■ **Short problem**
Extract the full set of records, then give each one again exactly.

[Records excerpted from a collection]
════════

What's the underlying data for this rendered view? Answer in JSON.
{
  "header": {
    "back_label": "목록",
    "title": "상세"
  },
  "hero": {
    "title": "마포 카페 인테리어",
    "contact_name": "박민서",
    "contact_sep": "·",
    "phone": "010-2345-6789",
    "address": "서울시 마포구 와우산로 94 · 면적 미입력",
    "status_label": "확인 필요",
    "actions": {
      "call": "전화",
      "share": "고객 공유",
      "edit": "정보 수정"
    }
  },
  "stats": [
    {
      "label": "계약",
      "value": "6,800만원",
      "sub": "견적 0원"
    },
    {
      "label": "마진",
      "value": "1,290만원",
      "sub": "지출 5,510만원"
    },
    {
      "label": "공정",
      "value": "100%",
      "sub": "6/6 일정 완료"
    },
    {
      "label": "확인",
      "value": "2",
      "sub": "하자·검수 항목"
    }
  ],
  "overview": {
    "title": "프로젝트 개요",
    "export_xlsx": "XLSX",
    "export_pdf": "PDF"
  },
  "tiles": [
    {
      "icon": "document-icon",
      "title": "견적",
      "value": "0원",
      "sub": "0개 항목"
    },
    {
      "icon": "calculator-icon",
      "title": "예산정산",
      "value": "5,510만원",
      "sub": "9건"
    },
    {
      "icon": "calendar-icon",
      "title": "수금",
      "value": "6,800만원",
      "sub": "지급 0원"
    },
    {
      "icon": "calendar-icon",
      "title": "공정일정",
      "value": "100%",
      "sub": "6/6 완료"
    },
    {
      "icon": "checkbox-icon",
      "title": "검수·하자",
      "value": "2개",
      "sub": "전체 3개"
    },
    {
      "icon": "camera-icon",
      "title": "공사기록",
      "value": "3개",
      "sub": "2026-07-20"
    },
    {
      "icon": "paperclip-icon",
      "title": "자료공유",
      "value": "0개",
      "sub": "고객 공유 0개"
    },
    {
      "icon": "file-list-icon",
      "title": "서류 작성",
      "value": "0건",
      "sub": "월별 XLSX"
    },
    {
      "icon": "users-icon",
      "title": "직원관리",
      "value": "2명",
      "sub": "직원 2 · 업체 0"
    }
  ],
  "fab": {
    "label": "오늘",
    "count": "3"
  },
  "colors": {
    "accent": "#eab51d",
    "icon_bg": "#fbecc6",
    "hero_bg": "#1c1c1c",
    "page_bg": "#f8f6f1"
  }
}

════════

■ **Exercise result**
What's the underlying data for this rendered view? Answer in JSON.
{
  "header": {
    "back_label": "목록",
    "title": "상세"
  },
  "hero": {
    "title": "마포 카페 인테리어",
    "contact_name": "박민서",
    "contact_sep": "·",
    "phone": "010-2345-6789",
    "address": "서울시 마포구 와우산로 94 · 면적 미입력",
    "status_label": "확인 필요",
    "actions": {
      "call": "전화",
      "share": "고객 공유",
      "edit": "정보 수정"
    }
  },
  "stats": [
    {
      "label": "계약",
      "value": "6,800만원",
      "sub": "견적 0원"
    },
    {
      "label": "마진",
      "value": "1,290만원",
      "sub": "지출 5,510만원"
    },
    {
      "label": "공정",
      "value": "100%",
      "sub": "6/6 일정 완료"
    },
    {
      "label": "확인",
      "value": "2",
      "sub": "하자·검수 항목"
    }
  ],
  "overview": {
    "title": "프로젝트 개요",
    "export_xlsx": "XLSX",
    "export_pdf": "PDF"
  },
  "tiles": [
    {
      "icon": "document-icon",
      "title": "견적",
      "value": "0원",
      "sub": "0개 항목"
    },
    {
      "icon": "calculator-icon",
      "title": "예산정산",
      "value": "5,510만원",
      "sub": "9건"
    },
    {
      "icon": "calendar-icon",
      "title": "수금",
      "value": "6,800만원",
      "sub": "지급 0원"
    },
    {
      "icon": "calendar-icon",
      "title": "공정일정",
      "value": "100%",
      "sub": "6/6 완료"
    },
    {
      "icon": "checkbox-icon",
      "title": "검수·하자",
      "value": "2개",
      "sub": "전체 3개"
    },
    {
      "icon": "camera-icon",
      "title": "공사기록",
      "value": "3개",
      "sub": "2026-07-20"
    },
    {
      "icon": "paperclip-icon",
      "title": "자료공유",
      "value": "0개",
      "sub": "고객 공유 0개"
    },
    {
      "icon": "file-list-icon",
      "title": "서류 작성",
      "value": "0건",
      "sub": "월별 XLSX"
    },
    {
      "icon": "users-icon",
      "title": "직원관리",
      "value": "2명",
      "sub": "직원 2 · 업체 0"
    }
  ],
  "fab": {
    "label": "오늘",
    "count": "3"
  },
  "colors": {
    "accent": "#eab51d",
    "icon_bg": "#fbecc6",
    "hero_bg": "#1c1c1c",
    "page_bg": "#f8f6f1"
  }
}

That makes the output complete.